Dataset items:

--------

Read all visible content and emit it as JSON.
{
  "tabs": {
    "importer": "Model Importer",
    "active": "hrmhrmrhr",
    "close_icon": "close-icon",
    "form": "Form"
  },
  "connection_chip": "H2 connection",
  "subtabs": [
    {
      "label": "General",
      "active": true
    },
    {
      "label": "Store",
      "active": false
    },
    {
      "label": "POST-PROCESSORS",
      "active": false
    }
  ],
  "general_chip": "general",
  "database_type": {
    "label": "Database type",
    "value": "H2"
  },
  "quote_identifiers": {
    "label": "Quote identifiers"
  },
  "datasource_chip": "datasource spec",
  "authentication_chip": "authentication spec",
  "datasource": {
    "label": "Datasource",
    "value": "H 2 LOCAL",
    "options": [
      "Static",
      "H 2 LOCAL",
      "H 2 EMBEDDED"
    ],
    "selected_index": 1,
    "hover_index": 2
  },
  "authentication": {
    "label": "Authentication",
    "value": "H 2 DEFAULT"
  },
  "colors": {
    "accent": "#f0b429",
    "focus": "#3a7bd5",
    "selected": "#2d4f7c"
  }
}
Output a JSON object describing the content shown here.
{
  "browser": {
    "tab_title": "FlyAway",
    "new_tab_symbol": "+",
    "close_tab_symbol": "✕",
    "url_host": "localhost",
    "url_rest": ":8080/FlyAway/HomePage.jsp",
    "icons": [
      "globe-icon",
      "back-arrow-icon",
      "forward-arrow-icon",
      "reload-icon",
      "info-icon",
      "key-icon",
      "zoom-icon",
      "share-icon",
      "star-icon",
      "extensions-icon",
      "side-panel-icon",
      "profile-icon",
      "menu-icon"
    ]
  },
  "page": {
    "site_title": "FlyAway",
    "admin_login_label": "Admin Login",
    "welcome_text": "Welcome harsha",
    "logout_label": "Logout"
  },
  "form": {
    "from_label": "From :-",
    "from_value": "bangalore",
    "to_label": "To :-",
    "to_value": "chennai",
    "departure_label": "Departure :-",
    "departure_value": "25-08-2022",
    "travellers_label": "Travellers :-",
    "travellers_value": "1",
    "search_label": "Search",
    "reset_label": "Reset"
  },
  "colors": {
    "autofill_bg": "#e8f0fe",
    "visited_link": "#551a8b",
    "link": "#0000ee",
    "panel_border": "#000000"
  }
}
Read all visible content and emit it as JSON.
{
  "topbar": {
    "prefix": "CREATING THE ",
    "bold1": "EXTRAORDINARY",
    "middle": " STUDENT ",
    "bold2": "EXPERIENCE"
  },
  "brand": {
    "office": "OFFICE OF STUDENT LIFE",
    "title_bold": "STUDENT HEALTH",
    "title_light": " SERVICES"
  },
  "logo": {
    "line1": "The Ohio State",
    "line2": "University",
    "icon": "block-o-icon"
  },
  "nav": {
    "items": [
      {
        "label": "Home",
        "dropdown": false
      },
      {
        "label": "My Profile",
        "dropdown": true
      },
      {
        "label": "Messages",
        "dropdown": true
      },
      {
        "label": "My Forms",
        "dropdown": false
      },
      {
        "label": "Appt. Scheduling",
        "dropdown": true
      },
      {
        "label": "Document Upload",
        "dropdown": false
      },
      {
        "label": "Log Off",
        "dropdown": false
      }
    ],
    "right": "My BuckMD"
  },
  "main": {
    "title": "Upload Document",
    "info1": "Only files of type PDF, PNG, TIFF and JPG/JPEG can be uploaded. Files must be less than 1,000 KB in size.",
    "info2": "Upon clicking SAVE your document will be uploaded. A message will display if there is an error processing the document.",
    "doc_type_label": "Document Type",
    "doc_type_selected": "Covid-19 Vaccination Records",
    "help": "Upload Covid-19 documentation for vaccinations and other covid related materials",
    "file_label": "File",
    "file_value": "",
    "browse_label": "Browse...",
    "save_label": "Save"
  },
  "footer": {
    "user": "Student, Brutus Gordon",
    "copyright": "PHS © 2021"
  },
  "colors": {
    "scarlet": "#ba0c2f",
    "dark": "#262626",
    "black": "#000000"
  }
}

--------

#### [Objective]
Report every line containing the word "uploaded" from the listing above.

#### [Task response]
    "info1": "Only files of type PDF, PNG, TIFF and JPG/JPEG can be uploaded. Files must be less than 1,000 KB in size.",
    "info2": "Upon clicking SAVE your document will be uploaded. A message will display if there is an error processing the document.",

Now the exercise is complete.